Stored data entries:
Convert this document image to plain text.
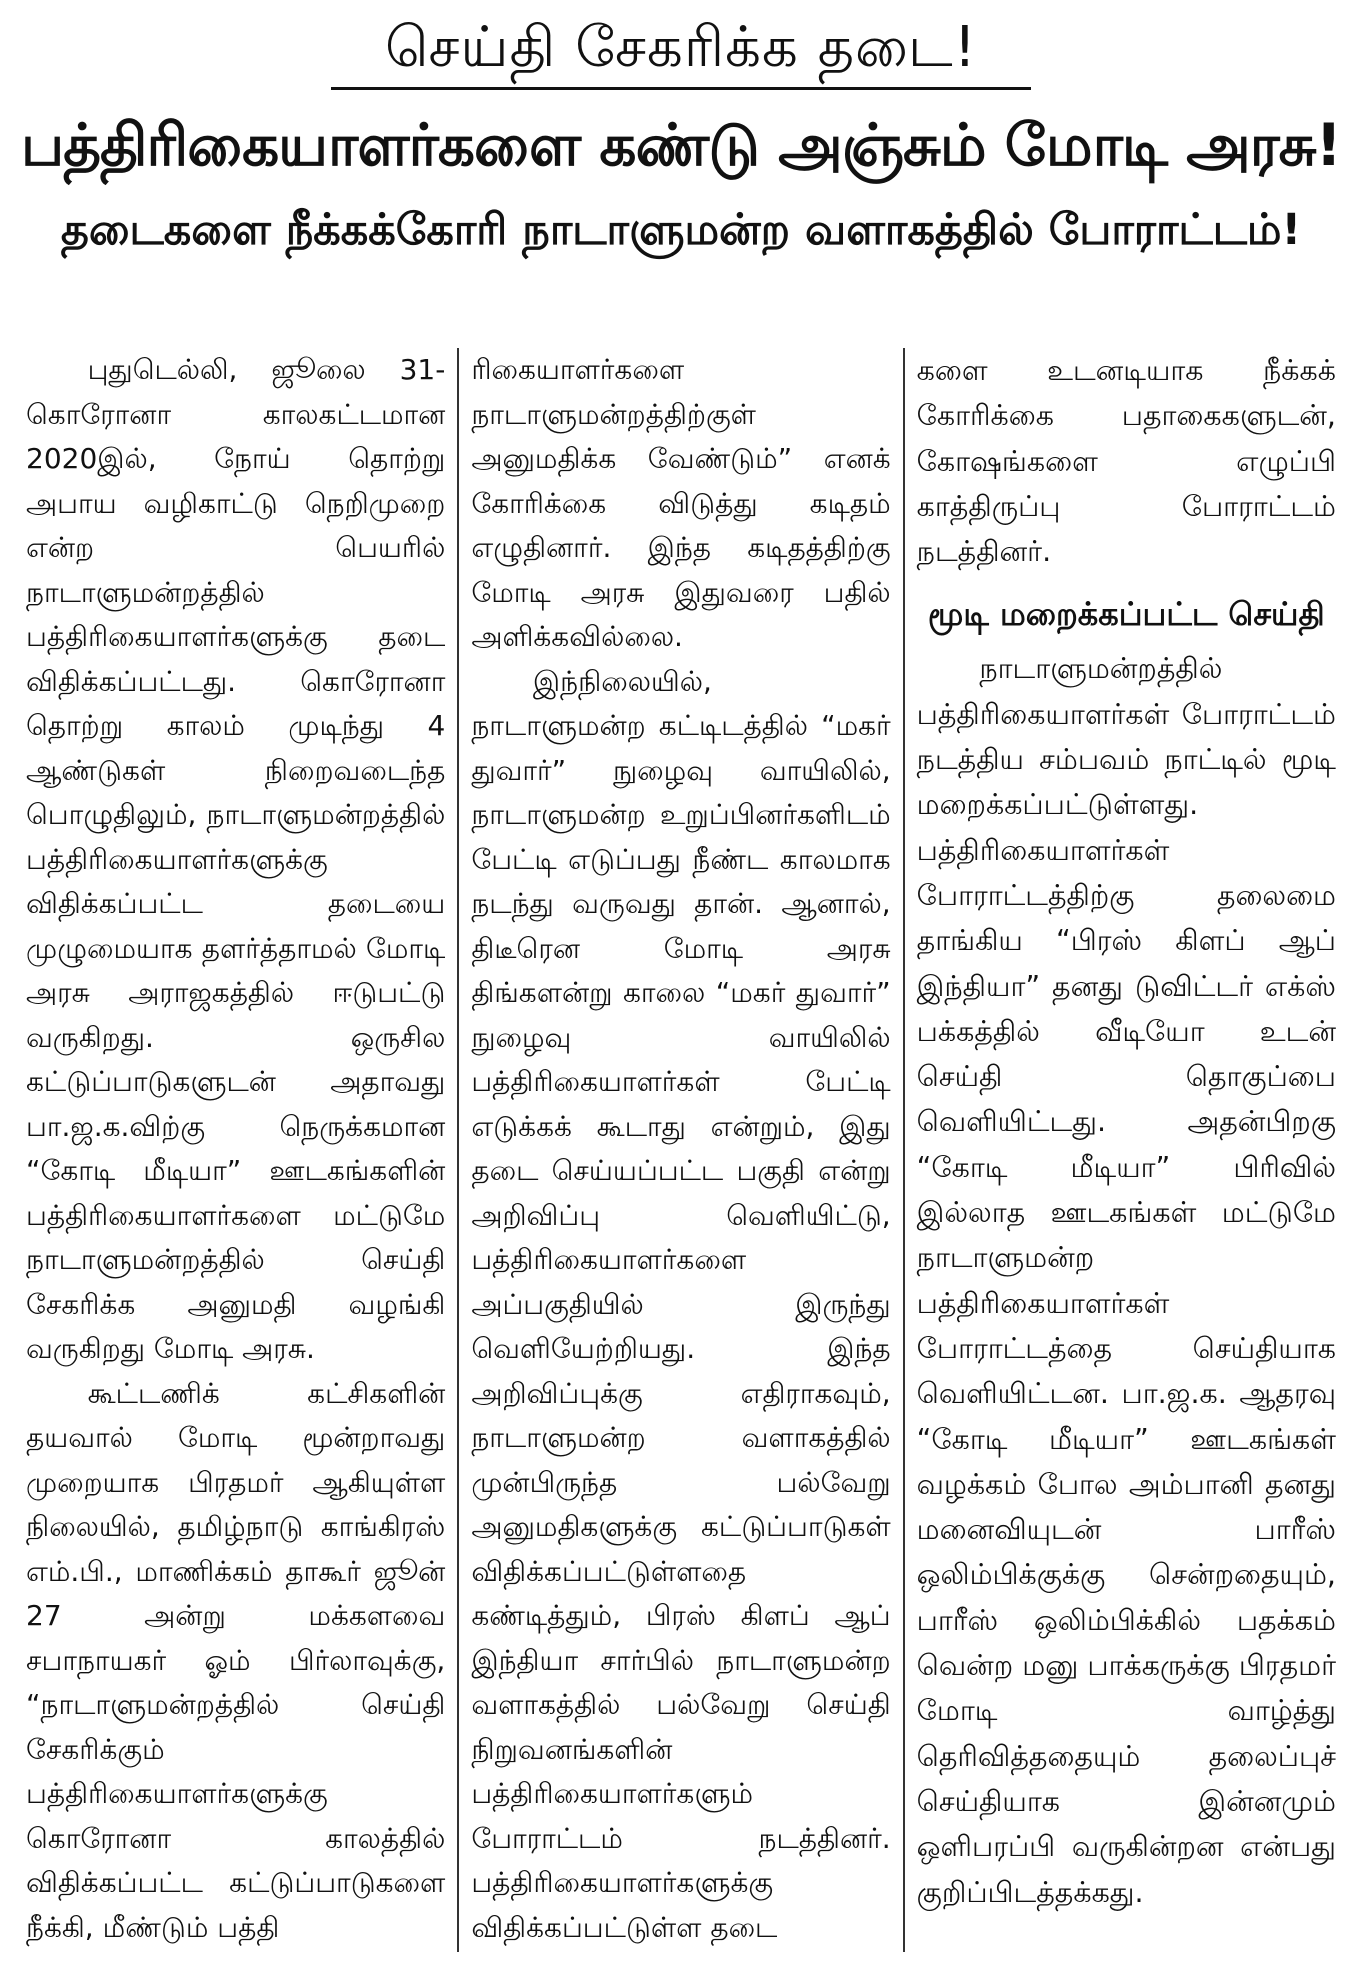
செய்தி சேகரிக்க தடை!
பத்திரிகையாளர்களை கண்டு அஞ்சும் மோடி அரசு!
தடைகளை நீக்கக்கோரி நாடாளுமன்ற வளாகத்தில் போராட்டம்!

புதுடெல்லி, ஜூலை 31- கொரோனா காலகட்டமான 2020இல், நோய் தொற்று அபாய வழிகாட்டு நெறிமுறை என்ற பெயரில் நாடாளுமன்றத்தில் பத்திரிகையாளர்களுக்கு தடை விதிக்கப்பட்டது. கொரோனா தொற்று காலம் முடிந்து 4 ஆண்டுகள் நிறைவடைந்த பொழுதிலும், நாடாளுமன்றத்தில் பத்திரிகையாளர்களுக்கு விதிக்கப்பட்ட தடையை முழுமையாக தளர்த்தாமல் மோடி அரசு அராஜகத்தில் ஈடுபட்டு வருகிறது. ஒருசில கட்டுப்பாடுகளுடன் அதாவது பா.ஜ.க.விற்கு நெருக்கமான “கோடி மீடியா” ஊடகங்களின் பத்திரிகையாளர்களை மட்டுமே நாடாளுமன்றத்தில் செய்தி சேகரிக்க அனுமதி வழங்கி வருகிறது மோடி அரசு.

கூட்டணிக் கட்சிகளின் தயவால் மோடி மூன்றாவது முறையாக பிரதமர் ஆகியுள்ள நிலையில், தமிழ்நாடு காங்கிரஸ் எம்.பி., மாணிக்கம் தாகூர் ஜூன் 27 அன்று மக்களவை சபாநாயகர் ஓம் பிர்லாவுக்கு, “நாடாளுமன்றத்தில் செய்தி சேகரிக்கும் பத்திரிகையாளர்களுக்கு கொரோனா காலத்தில் விதிக்கப்பட்ட கட்டுப்பாடுகளை நீக்கி, மீண்டும் பத்தி

ரிகையாளர்களை நாடாளுமன்றத்திற்குள் அனுமதிக்க வேண்டும்” எனக் கோரிக்கை விடுத்து கடிதம் எழுதினார். இந்த கடிதத்திற்கு மோடி அரசு இதுவரை பதில் அளிக்கவில்லை.

இந்நிலையில், நாடாளுமன்ற கட்டிடத்தில் “மகர் துவார்” நுழைவு வாயிலில், நாடாளுமன்ற உறுப்பினர்களிடம் பேட்டி எடுப்பது நீண்ட காலமாக நடந்து வருவது தான். ஆனால், திடீரென மோடி அரசு திங்களன்று காலை “மகர் துவார்” நுழைவு வாயிலில் பத்திரிகையாளர்கள் பேட்டி எடுக்கக் கூடாது என்றும், இது தடை செய்யப்பட்ட பகுதி என்று அறிவிப்பு வெளியிட்டு, பத்திரிகையாளர்களை அப்பகுதியில் இருந்து வெளியேற்றியது. இந்த அறிவிப்புக்கு எதிராகவும், நாடாளுமன்ற வளாகத்தில் முன்பிருந்த பல்வேறு அனுமதிகளுக்கு கட்டுப்பாடுகள் விதிக்கப்பட்டுள்ளதை கண்டித்தும், பிரஸ் கிளப் ஆப் இந்தியா சார்பில் நாடாளுமன்ற வளாகத்தில் பல்வேறு செய்தி நிறுவனங்களின் பத்திரிகையாளர்களும் போராட்டம் நடத்தினர். பத்திரிகையாளர்களுக்கு விதிக்கப்பட்டுள்ள தடை

களை உடனடியாக நீக்கக் கோரிக்கை பதாகைகளுடன், கோஷங்களை எழுப்பி காத்திருப்பு போராட்டம் நடத்தினர்.

மூடி மறைக்கப்பட்ட செய்தி

நாடாளுமன்றத்தில் பத்திரிகையாளர்கள் போராட்டம் நடத்திய சம்பவம் நாட்டில் மூடி மறைக்கப்பட்டுள்ளது. பத்திரிகையாளர்கள் போராட்டத்திற்கு தலைமை தாங்கிய “பிரஸ் கிளப் ஆப் இந்தியா” தனது டுவிட்டர் எக்ஸ் பக்கத்தில் வீடியோ உடன் செய்தி தொகுப்பை வெளியிட்டது. அதன்பிறகு “கோடி மீடியா” பிரிவில் இல்லாத ஊடகங்கள் மட்டுமே நாடாளுமன்ற பத்திரிகையாளர்கள் போராட்டத்தை செய்தியாக வெளியிட்டன. பா.ஜ.க. ஆதரவு “கோடி மீடியா” ஊடகங்கள் வழக்கம் போல அம்பானி தனது மனைவியுடன் பாரீஸ் ஒலிம்பிக்குக்கு சென்றதையும், பாரீஸ் ஒலிம்பிக்கில் பதக்கம் வென்ற மனு பாக்கருக்கு பிரதமர் மோடி வாழ்த்து தெரிவித்ததையும் தலைப்புச் செய்தியாக இன்னமும் ஒளிபரப்பி வருகின்றன என்பது குறிப்பிடத்தக்கது.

> _WHAT YOU WILL DO_: Repeat the entries exactly and keep the pictures out of the copy.

> _OUTPUT OF THE TASK_:
Convert this document image to plain text.
செய்தி சேகரிக்க தடை!
பத்திரிகையாளர்களை கண்டு அஞ்சும் மோடி அரசு!
தடைகளை நீக்கக்கோரி நாடாளுமன்ற வளாகத்தில் போராட்டம்!

புதுடெல்லி, ஜூலை 31- கொரோனா காலகட்டமான 2020இல், நோய் தொற்று அபாய வழிகாட்டு நெறிமுறை என்ற பெயரில் நாடாளுமன்றத்தில் பத்திரிகையாளர்களுக்கு தடை விதிக்கப்பட்டது. கொரோனா தொற்று காலம் முடிந்து 4 ஆண்டுகள் நிறைவடைந்த பொழுதிலும், நாடாளுமன்றத்தில் பத்திரிகையாளர்களுக்கு விதிக்கப்பட்ட தடையை முழுமையாக தளர்த்தாமல் மோடி அரசு அராஜகத்தில் ஈடுபட்டு வருகிறது. ஒருசில கட்டுப்பாடுகளுடன் அதாவது பா.ஜ.க.விற்கு நெருக்கமான “கோடி மீடியா” ஊடகங்களின் பத்திரிகையாளர்களை மட்டுமே நாடாளுமன்றத்தில் செய்தி சேகரிக்க அனுமதி வழங்கி வருகிறது மோடி அரசு.

கூட்டணிக் கட்சிகளின் தயவால் மோடி மூன்றாவது முறையாக பிரதமர் ஆகியுள்ள நிலையில், தமிழ்நாடு காங்கிரஸ் எம்.பி., மாணிக்கம் தாகூர் ஜூன் 27 அன்று மக்களவை சபாநாயகர் ஓம் பிர்லாவுக்கு, “நாடாளுமன்றத்தில் செய்தி சேகரிக்கும் பத்திரிகையாளர்களுக்கு கொரோனா காலத்தில் விதிக்கப்பட்ட கட்டுப்பாடுகளை நீக்கி, மீண்டும் பத்தி

ரிகையாளர்களை நாடாளுமன்றத்திற்குள் அனுமதிக்க வேண்டும்” எனக் கோரிக்கை விடுத்து கடிதம் எழுதினார். இந்த கடிதத்திற்கு மோடி அரசு இதுவரை பதில் அளிக்கவில்லை.

இந்நிலையில், நாடாளுமன்ற கட்டிடத்தில் “மகர் துவார்” நுழைவு வாயிலில், நாடாளுமன்ற உறுப்பினர்களிடம் பேட்டி எடுப்பது நீண்ட காலமாக நடந்து வருவது தான். ஆனால், திடீரென மோடி அரசு திங்களன்று காலை “மகர் துவார்” நுழைவு வாயிலில் பத்திரிகையாளர்கள் பேட்டி எடுக்கக் கூடாது என்றும், இது தடை செய்யப்பட்ட பகுதி என்று அறிவிப்பு வெளியிட்டு, பத்திரிகையாளர்களை அப்பகுதியில் இருந்து வெளியேற்றியது. இந்த அறிவிப்புக்கு எதிராகவும், நாடாளுமன்ற வளாகத்தில் முன்பிருந்த பல்வேறு அனுமதிகளுக்கு கட்டுப்பாடுகள் விதிக்கப்பட்டுள்ளதை கண்டித்தும், பிரஸ் கிளப் ஆப் இந்தியா சார்பில் நாடாளுமன்ற வளாகத்தில் பல்வேறு செய்தி நிறுவனங்களின் பத்திரிகையாளர்களும் போராட்டம் நடத்தினர். பத்திரிகையாளர்களுக்கு விதிக்கப்பட்டுள்ள தடை

களை உடனடியாக நீக்கக் கோரிக்கை பதாகைகளுடன், கோஷங்களை எழுப்பி காத்திருப்பு போராட்டம் நடத்தினர்.

மூடி மறைக்கப்பட்ட செய்தி

நாடாளுமன்றத்தில் பத்திரிகையாளர்கள் போராட்டம் நடத்திய சம்பவம் நாட்டில் மூடி மறைக்கப்பட்டுள்ளது. பத்திரிகையாளர்கள் போராட்டத்திற்கு தலைமை தாங்கிய “பிரஸ் கிளப் ஆப் இந்தியா” தனது டுவிட்டர் எக்ஸ் பக்கத்தில் வீடியோ உடன் செய்தி தொகுப்பை வெளியிட்டது. அதன்பிறகு “கோடி மீடியா” பிரிவில் இல்லாத ஊடகங்கள் மட்டுமே நாடாளுமன்ற பத்திரிகையாளர்கள் போராட்டத்தை செய்தியாக வெளியிட்டன. பா.ஜ.க. ஆதரவு “கோடி மீடியா” ஊடகங்கள் வழக்கம் போல அம்பானி தனது மனைவியுடன் பாரீஸ் ஒலிம்பிக்குக்கு சென்றதையும், பாரீஸ் ஒலிம்பிக்கில் பதக்கம் வென்ற மனு பாக்கருக்கு பிரதமர் மோடி வாழ்த்து தெரிவித்ததையும் தலைப்புச் செய்தியாக இன்னமும் ஒளிபரப்பி வருகின்றன என்பது குறிப்பிடத்தக்கது.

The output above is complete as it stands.